Copy down all of the data underneath, exactly as shown.
** Begin **
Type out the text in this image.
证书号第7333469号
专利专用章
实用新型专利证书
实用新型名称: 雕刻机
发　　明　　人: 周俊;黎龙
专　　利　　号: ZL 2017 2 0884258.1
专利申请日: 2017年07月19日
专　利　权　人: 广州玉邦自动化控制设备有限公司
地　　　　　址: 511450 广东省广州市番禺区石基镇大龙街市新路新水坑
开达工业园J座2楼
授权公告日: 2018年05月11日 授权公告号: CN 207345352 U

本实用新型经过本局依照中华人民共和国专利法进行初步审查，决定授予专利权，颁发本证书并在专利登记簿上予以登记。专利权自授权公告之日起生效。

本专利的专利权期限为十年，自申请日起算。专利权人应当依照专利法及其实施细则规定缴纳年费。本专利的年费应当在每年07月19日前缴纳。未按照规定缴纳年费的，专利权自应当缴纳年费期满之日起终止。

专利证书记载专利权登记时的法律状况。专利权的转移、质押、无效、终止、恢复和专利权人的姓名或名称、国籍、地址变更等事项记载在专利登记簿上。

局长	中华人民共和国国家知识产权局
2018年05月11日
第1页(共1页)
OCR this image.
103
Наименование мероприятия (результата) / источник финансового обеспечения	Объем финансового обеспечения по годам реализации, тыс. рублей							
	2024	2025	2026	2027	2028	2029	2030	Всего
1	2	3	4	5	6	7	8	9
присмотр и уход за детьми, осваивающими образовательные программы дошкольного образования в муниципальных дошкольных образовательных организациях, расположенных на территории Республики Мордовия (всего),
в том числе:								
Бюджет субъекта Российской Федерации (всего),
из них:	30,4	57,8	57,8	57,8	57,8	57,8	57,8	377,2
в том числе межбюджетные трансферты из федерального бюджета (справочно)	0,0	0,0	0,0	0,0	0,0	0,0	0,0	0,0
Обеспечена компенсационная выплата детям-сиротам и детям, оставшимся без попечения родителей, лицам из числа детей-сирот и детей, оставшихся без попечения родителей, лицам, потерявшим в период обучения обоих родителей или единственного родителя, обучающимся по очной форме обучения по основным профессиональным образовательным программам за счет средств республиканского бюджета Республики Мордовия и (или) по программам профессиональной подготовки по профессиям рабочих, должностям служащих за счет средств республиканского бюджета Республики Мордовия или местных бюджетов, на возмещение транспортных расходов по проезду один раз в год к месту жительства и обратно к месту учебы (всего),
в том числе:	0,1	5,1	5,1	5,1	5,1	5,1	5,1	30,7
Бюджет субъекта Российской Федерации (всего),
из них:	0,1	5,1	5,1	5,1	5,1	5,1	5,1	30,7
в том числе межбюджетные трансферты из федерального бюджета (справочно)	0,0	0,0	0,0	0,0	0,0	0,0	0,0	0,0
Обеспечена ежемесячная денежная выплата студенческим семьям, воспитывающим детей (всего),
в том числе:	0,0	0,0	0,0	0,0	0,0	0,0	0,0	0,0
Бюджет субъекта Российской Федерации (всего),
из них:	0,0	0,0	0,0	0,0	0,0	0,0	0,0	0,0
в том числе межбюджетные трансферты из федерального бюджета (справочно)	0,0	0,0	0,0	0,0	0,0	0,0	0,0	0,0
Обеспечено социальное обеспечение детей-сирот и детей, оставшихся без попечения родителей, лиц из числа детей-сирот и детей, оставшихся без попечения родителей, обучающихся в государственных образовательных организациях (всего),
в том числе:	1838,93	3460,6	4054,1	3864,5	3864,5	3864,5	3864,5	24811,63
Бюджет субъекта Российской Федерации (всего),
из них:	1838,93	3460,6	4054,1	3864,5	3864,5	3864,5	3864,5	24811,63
** End **
- [REPLY TO THE TASK]
Type out the text in this image.
证书号第7333469号
专利专用章
实用新型专利证书
实用新型名称: 雕刻机
发　　明　　人: 周俊;黎龙
专　　利　　号: ZL 2017 2 0884258.1
专利申请日: 2017年07月19日
专　利　权　人: 广州玉邦自动化控制设备有限公司
地　　　　　址: 511450 广东省广州市番禺区石基镇大龙街市新路新水坑
开达工业园J座2楼
授权公告日: 2018年05月11日 授权公告号: CN 207345352 U

本实用新型经过本局依照中华人民共和国专利法进行初步审查，决定授予专利权，颁发本证书并在专利登记簿上予以登记。专利权自授权公告之日起生效。

本专利的专利权期限为十年，自申请日起算。专利权人应当依照专利法及其实施细则规定缴纳年费。本专利的年费应当在每年07月19日前缴纳。未按照规定缴纳年费的，专利权自应当缴纳年费期满之日起终止。

专利证书记载专利权登记时的法律状况。专利权的转移、质押、无效、终止、恢复和专利权人的姓名或名称、国籍、地址变更等事项记载在专利登记簿上。

局长	中华人民共和国国家知识产权局
2018年05月11日
第1页(共1页)
OCR this image.
103
Наименование мероприятия (результата) / источник финансового обеспечения	Объем финансового обеспечения по годам реализации, тыс. рублей							
	2024	2025	2026	2027	2028	2029	2030	Всего
1	2	3	4	5	6	7	8	9
присмотр и уход за детьми, осваивающими образовательные программы дошкольного образования в муниципальных дошкольных образовательных организациях, расположенных на территории Республики Мордовия (всего),
в том числе:								
Бюджет субъекта Российской Федерации (всего),
из них:	30,4	57,8	57,8	57,8	57,8	57,8	57,8	377,2
в том числе межбюджетные трансферты из федерального бюджета (справочно)	0,0	0,0	0,0	0,0	0,0	0,0	0,0	0,0
Обеспечена компенсационная выплата детям-сиротам и детям, оставшимся без попечения родителей, лицам из числа детей-сирот и детей, оставшихся без попечения родителей, лицам, потерявшим в период обучения обоих родителей или единственного родителя, обучающимся по очной форме обучения по основным профессиональным образовательным программам за счет средств республиканского бюджета Республики Мордовия и (или) по программам профессиональной подготовки по профессиям рабочих, должностям служащих за счет средств республиканского бюджета Республики Мордовия или местных бюджетов, на возмещение транспортных расходов по проезду один раз в год к месту жительства и обратно к месту учебы (всего),
в том числе:	0,1	5,1	5,1	5,1	5,1	5,1	5,1	30,7
Бюджет субъекта Российской Федерации (всего),
из них:	0,1	5,1	5,1	5,1	5,1	5,1	5,1	30,7
в том числе межбюджетные трансферты из федерального бюджета (справочно)	0,0	0,0	0,0	0,0	0,0	0,0	0,0	0,0
Обеспечена ежемесячная денежная выплата студенческим семьям, воспитывающим детей (всего),
в том числе:	0,0	0,0	0,0	0,0	0,0	0,0	0,0	0,0
Бюджет субъекта Российской Федерации (всего),
из них:	0,0	0,0	0,0	0,0	0,0	0,0	0,0	0,0
в том числе межбюджетные трансферты из федерального бюджета (справочно)	0,0	0,0	0,0	0,0	0,0	0,0	0,0	0,0
Обеспечено социальное обеспечение детей-сирот и детей, оставшихся без попечения родителей, лиц из числа детей-сирот и детей, оставшихся без попечения родителей, обучающихся в государственных образовательных организациях (всего),
в том числе:	1838,93	3460,6	4054,1	3864,5	3864,5	3864,5	3864,5	24811,63
Бюджет субъекта Российской Федерации (всего),
из них:	1838,93	3460,6	4054,1	3864,5	3864,5	3864,5	3864,5	24811,63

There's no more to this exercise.